■ TEXTE DU DOCUMENT:
****************

Publié le 6 Nov 2012 - 20:15
ALIOUNE DIACK, PCR DE MBANE, N°2 DE BÉS DU ÑAKK

«Je suis pour que Bés Du Ñakk quitte BBY»

 

Au micro d'EnQuête, le Président du Conseil rural de Mbane par ailleurs numéro deux du parti ''Bess Du Niakk'' s'est prononcé sur la question du retard de son retour aux affaires mais aussi de la situation politique , sociale et économique du pays notamment la question des audits qui devraient selon lui être vidés par la Justice.

 

 

Vous tardez toujours à réoccuper votre fauteuil de président de conseil rural de Mbane. Qu’est-ce qui bloque ?

 

Nous pensions qu’une fois l’alternance de l’alternance réalisée, le dossier de Mbane allait connaître son épilogue. La promesse qui avait été faite par le candidat Macky Sall devenu président de la République n’a pas été tenue. Il avait promis de revenir sur le décret d’Abdoulaye Wade qui a découpé Mbane, pour nous remettre, nous conseillers ruraux, à notre place. Il y a une proposition qui nous a été faite par l’Etat par le biais de l’ancien ministre Cheikh Bamba Dièye, qui consistait à accepter les délégations spéciales qu’Abdoulaye Wade avait instaurées en nous prenant, nous présidents de conseils ruraux, pour occuper ces délégations spéciales.

 

Vous n’avez pas accepté ?

 

Nous n’avons pas accepté parce qu’il y a des conditions qui doivent être remplies. La première chose, c’est que nous considérons qu’il n’y pas plus de délégation spéciale juridiquement. Mbane a été mis sous délégation spéciale le 1er juin 2011 ; et 6 mois après, c’est-à-dire le 30 novembre, on n’a pas fait d’élection locale encore moins prorogé le mandat des délégations spéciales. La prorogation de délégation spéciale se fait par décret du président de la République. L’ancien président Abdoulaye Wade ne l’a pas fait. Jusqu’à ce jour, il n'y a pas de délégation spéciale à Mbane ni à Ndombo qui est érigé en commune. Sur le plan juridique, il faut qu’on nous dise comment on veut instaurer les délégations spéciales. La deuxième chose, c’est que nous sommes élus au suffrage universel pour 5 ans au même titre que le président de la République et les députés de l’Assemblée nationale. Nous avons une légitimité populaire. Donc nous ne comprenons pas comment l’Etat peut enfreindre la loi et nous demander de l’enfreindre en acceptant une délégation par arrêté du ministre de la Décentralisation et des Collectivités locales. Ce que Cheikh Bamba Dièye nous a proposé est illégal.

 

Donc, on peut considérer Mbane comme une zone de non droit ?

 

Absolument. La communauté rurale de Mbane et la commune de Ndombo sont des zones de non droit. Il n’y a pas de délégation spéciale. Il y a un blocage total. Les étudiants ressortissants de la communauté rurale de Mbane à qui notre conseiller rural avait octroyé un budget de 6 millions pour payer leur logement à Dakar n’ont pas reçu leur dotation. Depuis qu’on m’a enlevé, on n’a pas fait de passation de service.

****************

■ CONSIGNE ÉCRITE A: Selon l'entretien, à quelle date Mbane a-t-il été placé sous délégation spéciale ?

****************

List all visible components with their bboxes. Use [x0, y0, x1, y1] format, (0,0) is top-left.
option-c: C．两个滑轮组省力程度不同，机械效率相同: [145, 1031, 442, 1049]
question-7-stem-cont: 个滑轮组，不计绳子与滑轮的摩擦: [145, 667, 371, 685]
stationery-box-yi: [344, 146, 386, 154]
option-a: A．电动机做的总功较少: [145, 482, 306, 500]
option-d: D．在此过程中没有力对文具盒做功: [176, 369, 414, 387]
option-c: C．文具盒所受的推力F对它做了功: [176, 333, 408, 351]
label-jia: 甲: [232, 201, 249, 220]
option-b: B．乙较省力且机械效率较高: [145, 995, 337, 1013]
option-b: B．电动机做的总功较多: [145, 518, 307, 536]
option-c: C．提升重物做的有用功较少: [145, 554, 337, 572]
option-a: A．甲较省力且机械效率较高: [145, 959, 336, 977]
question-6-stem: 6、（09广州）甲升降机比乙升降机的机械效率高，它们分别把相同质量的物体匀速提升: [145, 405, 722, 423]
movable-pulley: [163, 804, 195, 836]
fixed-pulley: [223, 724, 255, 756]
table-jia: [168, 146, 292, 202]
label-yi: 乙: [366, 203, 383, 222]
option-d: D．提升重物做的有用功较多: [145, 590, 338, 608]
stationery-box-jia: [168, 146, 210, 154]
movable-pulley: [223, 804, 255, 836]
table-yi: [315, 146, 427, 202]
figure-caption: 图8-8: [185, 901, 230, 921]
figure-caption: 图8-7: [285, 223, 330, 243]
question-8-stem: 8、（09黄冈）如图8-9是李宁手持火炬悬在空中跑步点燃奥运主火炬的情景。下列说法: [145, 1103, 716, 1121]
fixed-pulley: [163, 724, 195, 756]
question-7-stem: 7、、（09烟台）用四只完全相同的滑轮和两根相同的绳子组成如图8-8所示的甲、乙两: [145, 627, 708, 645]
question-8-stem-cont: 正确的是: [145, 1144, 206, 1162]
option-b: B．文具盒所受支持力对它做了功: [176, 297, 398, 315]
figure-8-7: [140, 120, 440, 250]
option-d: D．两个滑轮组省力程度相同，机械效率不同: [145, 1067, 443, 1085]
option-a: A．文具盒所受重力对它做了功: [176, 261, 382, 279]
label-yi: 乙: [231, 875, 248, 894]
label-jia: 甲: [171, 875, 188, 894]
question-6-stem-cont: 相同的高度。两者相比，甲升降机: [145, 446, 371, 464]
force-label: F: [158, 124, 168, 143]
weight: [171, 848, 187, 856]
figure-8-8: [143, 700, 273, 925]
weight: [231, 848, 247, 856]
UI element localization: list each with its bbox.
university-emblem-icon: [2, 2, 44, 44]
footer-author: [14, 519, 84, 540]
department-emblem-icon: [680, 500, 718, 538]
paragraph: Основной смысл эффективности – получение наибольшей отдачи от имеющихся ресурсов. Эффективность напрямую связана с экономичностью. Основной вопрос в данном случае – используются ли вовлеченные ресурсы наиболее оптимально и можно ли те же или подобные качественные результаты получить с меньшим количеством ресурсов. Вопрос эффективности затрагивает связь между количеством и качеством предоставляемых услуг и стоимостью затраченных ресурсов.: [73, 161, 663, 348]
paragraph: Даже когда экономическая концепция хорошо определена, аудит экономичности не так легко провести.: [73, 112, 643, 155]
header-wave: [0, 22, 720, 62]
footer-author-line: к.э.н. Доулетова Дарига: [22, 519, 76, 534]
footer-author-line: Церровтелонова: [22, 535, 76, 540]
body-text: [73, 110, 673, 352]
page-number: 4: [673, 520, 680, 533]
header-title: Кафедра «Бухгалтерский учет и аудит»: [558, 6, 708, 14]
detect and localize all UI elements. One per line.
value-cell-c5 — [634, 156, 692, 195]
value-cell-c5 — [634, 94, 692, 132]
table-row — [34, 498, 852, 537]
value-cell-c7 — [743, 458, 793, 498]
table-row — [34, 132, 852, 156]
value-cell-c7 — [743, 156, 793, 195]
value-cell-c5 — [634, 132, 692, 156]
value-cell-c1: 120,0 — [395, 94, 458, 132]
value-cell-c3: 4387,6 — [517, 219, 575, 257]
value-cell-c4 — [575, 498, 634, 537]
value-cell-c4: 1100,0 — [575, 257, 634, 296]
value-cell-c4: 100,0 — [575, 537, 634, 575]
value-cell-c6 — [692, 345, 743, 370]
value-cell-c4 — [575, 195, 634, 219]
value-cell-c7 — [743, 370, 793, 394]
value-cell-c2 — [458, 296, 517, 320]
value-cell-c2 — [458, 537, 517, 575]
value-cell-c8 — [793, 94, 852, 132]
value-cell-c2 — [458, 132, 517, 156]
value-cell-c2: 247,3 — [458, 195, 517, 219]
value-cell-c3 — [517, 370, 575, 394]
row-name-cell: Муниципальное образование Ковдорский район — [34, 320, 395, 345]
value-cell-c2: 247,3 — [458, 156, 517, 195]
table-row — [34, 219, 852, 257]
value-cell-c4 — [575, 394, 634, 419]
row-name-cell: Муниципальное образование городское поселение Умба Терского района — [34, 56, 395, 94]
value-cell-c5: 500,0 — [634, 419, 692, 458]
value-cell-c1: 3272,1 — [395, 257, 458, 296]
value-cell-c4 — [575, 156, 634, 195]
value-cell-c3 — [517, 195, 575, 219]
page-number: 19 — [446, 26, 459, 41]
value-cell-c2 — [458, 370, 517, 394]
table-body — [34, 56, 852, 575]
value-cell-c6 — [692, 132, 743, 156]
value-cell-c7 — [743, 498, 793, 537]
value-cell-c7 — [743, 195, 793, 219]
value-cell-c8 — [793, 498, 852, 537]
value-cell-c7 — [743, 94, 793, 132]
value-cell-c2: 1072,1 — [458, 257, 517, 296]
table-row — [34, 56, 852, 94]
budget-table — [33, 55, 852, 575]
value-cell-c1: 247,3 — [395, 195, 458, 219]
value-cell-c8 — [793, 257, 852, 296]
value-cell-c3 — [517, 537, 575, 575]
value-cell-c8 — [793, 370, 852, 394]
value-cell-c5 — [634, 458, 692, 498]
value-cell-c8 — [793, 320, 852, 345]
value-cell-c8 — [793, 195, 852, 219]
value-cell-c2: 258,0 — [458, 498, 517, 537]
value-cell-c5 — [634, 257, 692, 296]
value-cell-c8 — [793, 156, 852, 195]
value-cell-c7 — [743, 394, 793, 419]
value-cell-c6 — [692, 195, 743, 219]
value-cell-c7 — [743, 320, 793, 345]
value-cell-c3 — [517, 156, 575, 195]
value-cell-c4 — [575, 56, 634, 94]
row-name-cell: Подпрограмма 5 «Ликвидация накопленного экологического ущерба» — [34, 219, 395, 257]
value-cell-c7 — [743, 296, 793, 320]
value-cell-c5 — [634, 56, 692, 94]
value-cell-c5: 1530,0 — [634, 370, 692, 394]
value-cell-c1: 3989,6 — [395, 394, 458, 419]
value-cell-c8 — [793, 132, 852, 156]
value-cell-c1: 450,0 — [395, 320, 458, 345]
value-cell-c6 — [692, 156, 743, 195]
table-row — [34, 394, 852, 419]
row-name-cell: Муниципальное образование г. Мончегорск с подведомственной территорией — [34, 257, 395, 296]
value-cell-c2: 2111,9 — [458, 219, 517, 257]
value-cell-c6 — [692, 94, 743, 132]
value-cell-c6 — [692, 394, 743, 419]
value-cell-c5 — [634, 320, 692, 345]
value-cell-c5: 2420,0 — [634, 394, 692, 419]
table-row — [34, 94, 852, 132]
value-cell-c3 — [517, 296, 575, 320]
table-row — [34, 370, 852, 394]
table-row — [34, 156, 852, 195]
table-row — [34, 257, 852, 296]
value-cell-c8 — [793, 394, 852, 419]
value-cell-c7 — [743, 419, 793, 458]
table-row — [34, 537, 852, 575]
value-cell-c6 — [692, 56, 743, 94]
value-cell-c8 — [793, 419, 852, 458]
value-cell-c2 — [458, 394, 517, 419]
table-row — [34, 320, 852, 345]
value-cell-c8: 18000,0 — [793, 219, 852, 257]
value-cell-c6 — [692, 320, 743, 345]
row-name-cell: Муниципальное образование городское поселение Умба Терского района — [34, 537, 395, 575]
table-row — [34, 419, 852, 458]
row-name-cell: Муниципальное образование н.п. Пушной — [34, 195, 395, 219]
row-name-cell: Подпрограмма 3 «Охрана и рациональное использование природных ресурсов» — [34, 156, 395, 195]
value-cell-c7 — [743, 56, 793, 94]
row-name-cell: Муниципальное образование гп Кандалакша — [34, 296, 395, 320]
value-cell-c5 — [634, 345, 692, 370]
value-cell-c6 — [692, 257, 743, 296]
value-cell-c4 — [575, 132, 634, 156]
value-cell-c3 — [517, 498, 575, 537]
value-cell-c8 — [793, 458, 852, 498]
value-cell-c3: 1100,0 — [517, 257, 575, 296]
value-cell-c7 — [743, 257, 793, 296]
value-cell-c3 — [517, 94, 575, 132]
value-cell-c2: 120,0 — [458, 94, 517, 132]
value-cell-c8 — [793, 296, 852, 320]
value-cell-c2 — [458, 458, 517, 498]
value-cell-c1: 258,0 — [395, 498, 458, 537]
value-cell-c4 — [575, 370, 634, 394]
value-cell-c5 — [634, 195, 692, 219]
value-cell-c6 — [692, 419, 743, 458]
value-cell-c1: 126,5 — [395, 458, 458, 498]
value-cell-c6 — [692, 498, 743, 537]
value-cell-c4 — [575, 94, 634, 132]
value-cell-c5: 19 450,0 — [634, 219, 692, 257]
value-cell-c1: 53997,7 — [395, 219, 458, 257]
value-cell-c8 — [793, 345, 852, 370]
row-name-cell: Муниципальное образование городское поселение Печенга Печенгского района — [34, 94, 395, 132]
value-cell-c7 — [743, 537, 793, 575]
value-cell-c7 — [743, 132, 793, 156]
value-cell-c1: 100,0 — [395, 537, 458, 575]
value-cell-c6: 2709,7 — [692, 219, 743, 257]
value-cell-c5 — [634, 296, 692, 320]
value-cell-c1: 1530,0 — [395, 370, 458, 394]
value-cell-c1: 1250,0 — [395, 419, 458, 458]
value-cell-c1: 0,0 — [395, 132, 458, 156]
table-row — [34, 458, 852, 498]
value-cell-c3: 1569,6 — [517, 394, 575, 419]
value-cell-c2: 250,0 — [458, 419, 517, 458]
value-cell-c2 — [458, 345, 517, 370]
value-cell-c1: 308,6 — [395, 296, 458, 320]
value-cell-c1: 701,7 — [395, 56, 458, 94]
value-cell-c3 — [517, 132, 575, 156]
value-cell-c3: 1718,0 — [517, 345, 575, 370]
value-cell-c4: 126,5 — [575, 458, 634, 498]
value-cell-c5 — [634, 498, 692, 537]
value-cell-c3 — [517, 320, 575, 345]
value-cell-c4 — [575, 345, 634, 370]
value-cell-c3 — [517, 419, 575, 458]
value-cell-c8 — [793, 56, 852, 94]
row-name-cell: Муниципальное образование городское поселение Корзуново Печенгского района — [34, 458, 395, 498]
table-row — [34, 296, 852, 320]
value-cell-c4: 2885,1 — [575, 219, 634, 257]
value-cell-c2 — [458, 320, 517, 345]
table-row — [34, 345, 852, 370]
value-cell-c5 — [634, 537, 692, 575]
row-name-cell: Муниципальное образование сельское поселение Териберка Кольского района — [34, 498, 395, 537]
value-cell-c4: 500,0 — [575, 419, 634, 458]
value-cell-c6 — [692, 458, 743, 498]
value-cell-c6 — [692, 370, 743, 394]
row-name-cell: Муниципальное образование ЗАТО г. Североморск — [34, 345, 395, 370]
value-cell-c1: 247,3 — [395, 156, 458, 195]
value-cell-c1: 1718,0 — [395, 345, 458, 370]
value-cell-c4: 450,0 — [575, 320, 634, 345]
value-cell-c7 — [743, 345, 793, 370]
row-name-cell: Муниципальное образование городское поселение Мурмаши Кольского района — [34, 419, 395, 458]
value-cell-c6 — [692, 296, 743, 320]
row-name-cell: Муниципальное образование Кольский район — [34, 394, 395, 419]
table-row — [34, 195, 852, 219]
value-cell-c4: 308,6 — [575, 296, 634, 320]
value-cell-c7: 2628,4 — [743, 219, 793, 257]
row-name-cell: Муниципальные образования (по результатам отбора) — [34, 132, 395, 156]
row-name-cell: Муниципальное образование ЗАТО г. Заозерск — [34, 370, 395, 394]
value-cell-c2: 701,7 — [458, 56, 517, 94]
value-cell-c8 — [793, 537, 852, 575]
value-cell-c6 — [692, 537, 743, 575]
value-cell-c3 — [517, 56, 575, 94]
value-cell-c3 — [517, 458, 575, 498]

****************

■ CONSIGNE ÉCRITE B: Recopiez à l'identique les lignes des enregistrements, du tout début jusqu'à la ligne qui contient "movable-pulley: [163, 804, 195, 836]", celle-ci incluse.

■ RÉSULTAT DE LA TÂCHE A: Le 1er juin 2011.

■ RÉSULTAT DE LA TÂCHE B:
List all visible components with their bboxes. Use [x0, y0, x1, y1] format, (0,0) is top-left.
option-c: C．两个滑轮组省力程度不同，机械效率相同: [145, 1031, 442, 1049]
question-7-stem-cont: 个滑轮组，不计绳子与滑轮的摩擦: [145, 667, 371, 685]
stationery-box-yi: [344, 146, 386, 154]
option-a: A．电动机做的总功较少: [145, 482, 306, 500]
option-d: D．在此过程中没有力对文具盒做功: [176, 369, 414, 387]
option-c: C．文具盒所受的推力F对它做了功: [176, 333, 408, 351]
label-jia: 甲: [232, 201, 249, 220]
option-b: B．乙较省力且机械效率较高: [145, 995, 337, 1013]
option-b: B．电动机做的总功较多: [145, 518, 307, 536]
option-c: C．提升重物做的有用功较少: [145, 554, 337, 572]
option-a: A．甲较省力且机械效率较高: [145, 959, 336, 977]
question-6-stem: 6、（09广州）甲升降机比乙升降机的机械效率高，它们分别把相同质量的物体匀速提升: [145, 405, 722, 423]
movable-pulley: [163, 804, 195, 836]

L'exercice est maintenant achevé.